Figure content listings:
#####

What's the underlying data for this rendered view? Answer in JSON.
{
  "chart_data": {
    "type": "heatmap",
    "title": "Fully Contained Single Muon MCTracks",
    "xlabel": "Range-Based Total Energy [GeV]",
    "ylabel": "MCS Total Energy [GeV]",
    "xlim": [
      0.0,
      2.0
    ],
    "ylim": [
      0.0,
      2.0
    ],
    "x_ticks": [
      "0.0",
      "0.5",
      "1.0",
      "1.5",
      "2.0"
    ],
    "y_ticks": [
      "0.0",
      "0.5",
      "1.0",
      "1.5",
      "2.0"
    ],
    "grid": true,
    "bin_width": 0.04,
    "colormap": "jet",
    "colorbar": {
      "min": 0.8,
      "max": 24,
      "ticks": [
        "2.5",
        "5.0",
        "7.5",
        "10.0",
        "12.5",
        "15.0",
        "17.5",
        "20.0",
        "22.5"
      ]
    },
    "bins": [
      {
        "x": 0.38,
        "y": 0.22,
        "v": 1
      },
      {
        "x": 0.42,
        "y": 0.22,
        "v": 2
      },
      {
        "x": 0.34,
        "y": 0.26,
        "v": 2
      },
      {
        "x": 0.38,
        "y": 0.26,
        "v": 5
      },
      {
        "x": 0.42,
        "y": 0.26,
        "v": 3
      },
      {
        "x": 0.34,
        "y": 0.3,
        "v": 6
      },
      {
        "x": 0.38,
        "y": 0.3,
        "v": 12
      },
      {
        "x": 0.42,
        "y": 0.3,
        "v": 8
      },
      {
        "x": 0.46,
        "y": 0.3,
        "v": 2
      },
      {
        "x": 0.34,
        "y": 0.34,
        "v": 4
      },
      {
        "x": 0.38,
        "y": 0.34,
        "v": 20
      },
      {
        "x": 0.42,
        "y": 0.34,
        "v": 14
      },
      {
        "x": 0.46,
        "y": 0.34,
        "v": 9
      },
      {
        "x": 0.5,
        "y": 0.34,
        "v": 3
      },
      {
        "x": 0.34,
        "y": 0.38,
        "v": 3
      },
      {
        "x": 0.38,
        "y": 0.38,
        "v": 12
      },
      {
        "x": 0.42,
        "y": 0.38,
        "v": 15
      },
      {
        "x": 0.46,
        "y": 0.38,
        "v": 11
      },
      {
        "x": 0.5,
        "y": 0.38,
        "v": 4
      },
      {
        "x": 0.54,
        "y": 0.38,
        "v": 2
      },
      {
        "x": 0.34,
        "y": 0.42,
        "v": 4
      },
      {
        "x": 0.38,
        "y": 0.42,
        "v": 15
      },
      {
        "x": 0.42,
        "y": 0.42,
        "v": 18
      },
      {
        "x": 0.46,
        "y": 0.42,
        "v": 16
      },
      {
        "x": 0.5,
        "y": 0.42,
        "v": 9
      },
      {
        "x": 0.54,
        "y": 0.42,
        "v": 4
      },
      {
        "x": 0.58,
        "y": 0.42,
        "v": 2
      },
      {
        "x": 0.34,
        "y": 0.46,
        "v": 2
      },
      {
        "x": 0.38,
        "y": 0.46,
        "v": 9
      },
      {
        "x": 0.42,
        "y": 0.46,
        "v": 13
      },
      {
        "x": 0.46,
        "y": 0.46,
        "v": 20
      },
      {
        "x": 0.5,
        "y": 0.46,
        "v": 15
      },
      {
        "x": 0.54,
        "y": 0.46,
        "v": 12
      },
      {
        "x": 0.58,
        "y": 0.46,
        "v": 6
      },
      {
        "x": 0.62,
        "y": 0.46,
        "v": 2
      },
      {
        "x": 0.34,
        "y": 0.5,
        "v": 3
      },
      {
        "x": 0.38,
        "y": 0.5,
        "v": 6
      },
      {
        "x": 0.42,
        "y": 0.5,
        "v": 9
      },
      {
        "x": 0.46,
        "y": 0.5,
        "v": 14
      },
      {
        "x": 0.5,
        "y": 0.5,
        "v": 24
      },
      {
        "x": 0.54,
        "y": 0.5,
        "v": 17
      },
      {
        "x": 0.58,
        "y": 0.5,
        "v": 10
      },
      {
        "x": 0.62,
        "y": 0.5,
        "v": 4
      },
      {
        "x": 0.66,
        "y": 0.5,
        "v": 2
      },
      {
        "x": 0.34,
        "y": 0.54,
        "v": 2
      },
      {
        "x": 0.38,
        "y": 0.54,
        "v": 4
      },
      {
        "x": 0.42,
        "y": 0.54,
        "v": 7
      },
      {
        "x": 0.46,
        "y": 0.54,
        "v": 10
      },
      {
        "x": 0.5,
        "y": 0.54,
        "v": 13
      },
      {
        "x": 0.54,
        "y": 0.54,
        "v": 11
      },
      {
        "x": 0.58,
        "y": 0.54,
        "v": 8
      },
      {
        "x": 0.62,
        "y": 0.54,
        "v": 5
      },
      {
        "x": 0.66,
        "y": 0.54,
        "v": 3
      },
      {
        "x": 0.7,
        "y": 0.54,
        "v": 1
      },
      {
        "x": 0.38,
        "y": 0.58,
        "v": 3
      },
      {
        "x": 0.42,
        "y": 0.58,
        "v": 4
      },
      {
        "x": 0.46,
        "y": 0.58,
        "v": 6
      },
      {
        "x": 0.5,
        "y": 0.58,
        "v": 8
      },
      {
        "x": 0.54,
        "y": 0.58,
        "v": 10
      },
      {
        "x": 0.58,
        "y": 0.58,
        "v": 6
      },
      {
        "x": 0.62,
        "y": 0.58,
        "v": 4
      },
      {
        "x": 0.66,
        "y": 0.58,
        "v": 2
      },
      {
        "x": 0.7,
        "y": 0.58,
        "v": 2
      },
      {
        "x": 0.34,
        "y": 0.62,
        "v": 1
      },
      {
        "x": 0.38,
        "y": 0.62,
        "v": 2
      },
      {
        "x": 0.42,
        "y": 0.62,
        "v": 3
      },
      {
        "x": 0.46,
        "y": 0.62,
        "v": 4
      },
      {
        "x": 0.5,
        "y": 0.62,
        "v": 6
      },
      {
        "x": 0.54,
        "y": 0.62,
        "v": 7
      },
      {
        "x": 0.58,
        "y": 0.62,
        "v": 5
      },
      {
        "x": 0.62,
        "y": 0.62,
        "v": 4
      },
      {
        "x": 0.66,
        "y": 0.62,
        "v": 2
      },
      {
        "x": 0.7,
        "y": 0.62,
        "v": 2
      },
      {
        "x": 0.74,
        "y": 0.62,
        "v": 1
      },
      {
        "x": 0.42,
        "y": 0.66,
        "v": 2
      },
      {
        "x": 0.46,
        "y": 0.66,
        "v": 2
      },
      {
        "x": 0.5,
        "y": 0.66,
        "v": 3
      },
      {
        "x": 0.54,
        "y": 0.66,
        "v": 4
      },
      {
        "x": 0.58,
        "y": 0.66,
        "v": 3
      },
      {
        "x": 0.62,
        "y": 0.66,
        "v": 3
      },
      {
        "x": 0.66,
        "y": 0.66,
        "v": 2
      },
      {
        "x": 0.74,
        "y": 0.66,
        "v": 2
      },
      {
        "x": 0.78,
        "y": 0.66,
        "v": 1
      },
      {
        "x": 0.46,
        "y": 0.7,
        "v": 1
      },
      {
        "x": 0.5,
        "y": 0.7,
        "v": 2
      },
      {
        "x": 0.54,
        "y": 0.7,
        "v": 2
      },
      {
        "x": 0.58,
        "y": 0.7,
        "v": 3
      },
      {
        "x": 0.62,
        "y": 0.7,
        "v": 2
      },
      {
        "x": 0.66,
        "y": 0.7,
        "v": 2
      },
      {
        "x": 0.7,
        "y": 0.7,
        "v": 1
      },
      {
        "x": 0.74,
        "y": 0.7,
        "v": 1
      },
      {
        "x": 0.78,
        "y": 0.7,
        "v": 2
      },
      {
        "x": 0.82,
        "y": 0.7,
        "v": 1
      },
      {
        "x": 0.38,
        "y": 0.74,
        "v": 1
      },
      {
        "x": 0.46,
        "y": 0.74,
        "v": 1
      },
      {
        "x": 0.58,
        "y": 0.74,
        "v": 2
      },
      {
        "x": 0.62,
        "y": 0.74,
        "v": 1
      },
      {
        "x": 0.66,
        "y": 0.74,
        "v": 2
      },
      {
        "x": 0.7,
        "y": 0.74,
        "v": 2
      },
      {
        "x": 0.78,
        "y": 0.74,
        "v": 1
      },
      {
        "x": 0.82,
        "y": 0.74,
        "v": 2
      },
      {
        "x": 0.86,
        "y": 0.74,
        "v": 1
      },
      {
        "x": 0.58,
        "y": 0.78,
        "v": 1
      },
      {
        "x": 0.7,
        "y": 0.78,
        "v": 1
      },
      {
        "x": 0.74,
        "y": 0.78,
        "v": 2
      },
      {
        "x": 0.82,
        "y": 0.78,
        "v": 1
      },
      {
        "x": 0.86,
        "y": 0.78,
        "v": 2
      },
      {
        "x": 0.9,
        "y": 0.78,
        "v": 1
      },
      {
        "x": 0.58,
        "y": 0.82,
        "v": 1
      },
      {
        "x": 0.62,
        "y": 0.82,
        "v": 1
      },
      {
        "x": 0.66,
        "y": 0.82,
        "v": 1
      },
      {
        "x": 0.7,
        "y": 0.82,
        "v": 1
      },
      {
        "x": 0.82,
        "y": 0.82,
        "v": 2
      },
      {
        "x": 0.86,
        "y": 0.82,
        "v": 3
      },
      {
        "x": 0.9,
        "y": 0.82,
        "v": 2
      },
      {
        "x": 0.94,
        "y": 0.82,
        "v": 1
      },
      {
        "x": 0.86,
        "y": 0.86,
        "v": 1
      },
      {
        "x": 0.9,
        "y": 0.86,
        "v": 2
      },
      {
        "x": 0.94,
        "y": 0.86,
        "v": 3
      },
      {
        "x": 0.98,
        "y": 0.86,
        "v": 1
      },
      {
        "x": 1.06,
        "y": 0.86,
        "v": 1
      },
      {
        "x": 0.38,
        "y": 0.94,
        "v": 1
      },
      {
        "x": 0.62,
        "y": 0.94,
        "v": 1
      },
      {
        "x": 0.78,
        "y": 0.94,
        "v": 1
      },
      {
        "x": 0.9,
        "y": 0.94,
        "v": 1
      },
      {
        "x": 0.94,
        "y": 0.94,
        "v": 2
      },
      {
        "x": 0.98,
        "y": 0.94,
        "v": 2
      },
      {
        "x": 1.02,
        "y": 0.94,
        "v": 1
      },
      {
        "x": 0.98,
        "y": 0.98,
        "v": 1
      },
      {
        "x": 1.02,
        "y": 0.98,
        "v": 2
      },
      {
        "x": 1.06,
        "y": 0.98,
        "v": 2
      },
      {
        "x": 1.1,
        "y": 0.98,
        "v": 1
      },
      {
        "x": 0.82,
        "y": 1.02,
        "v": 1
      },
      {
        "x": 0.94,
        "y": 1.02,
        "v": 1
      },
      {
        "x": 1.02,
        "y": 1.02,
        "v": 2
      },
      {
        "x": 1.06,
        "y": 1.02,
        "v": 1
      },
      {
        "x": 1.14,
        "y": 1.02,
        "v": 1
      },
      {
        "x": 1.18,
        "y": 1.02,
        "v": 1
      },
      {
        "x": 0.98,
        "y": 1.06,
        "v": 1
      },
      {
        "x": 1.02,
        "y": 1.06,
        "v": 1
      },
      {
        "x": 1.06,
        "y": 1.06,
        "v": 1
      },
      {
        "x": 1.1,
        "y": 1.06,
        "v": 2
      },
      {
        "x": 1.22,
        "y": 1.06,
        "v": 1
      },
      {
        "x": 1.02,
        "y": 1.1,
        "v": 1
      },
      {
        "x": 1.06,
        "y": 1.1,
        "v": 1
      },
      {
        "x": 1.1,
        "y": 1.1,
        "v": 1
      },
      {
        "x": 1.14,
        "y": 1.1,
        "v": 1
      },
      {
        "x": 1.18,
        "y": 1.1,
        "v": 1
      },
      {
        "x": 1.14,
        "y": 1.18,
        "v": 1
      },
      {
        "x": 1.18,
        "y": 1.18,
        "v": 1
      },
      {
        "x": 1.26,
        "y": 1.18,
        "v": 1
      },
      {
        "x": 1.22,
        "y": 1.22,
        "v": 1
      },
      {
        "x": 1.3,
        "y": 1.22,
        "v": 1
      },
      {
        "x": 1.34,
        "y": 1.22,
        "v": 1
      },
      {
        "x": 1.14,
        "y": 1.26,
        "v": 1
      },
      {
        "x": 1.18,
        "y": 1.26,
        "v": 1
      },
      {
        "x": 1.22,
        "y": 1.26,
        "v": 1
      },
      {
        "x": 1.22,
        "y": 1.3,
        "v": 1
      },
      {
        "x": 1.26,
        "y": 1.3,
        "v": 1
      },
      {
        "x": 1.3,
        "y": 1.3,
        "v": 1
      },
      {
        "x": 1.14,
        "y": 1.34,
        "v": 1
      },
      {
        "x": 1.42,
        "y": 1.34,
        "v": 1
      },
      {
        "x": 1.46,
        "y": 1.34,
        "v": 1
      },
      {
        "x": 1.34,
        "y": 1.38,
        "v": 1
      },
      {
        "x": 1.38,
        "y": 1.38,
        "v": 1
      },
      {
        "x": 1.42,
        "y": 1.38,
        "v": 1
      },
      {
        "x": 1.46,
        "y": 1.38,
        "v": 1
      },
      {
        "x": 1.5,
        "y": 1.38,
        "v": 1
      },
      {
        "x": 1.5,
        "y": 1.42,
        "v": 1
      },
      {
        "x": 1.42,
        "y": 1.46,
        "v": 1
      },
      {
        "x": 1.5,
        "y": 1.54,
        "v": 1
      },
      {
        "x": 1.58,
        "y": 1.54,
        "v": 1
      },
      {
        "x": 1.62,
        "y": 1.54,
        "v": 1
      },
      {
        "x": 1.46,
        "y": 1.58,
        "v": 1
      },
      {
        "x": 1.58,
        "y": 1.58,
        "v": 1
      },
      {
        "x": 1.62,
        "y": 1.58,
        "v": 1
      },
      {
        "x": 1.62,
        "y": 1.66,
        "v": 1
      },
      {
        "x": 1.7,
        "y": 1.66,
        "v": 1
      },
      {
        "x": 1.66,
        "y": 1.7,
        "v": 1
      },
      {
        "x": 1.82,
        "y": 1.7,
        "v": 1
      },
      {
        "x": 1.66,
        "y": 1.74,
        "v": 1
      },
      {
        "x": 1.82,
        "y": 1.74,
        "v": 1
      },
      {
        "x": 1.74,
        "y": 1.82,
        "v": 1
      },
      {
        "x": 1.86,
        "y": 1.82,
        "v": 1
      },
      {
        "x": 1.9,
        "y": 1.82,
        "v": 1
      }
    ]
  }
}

#####

Exercise brief - Pick out the lines that contain "Energy" and copy them.

Answer to the task -
    "xlabel": "Range-Based Total Energy [GeV]",
    "ylabel": "MCS Total Energy [GeV]",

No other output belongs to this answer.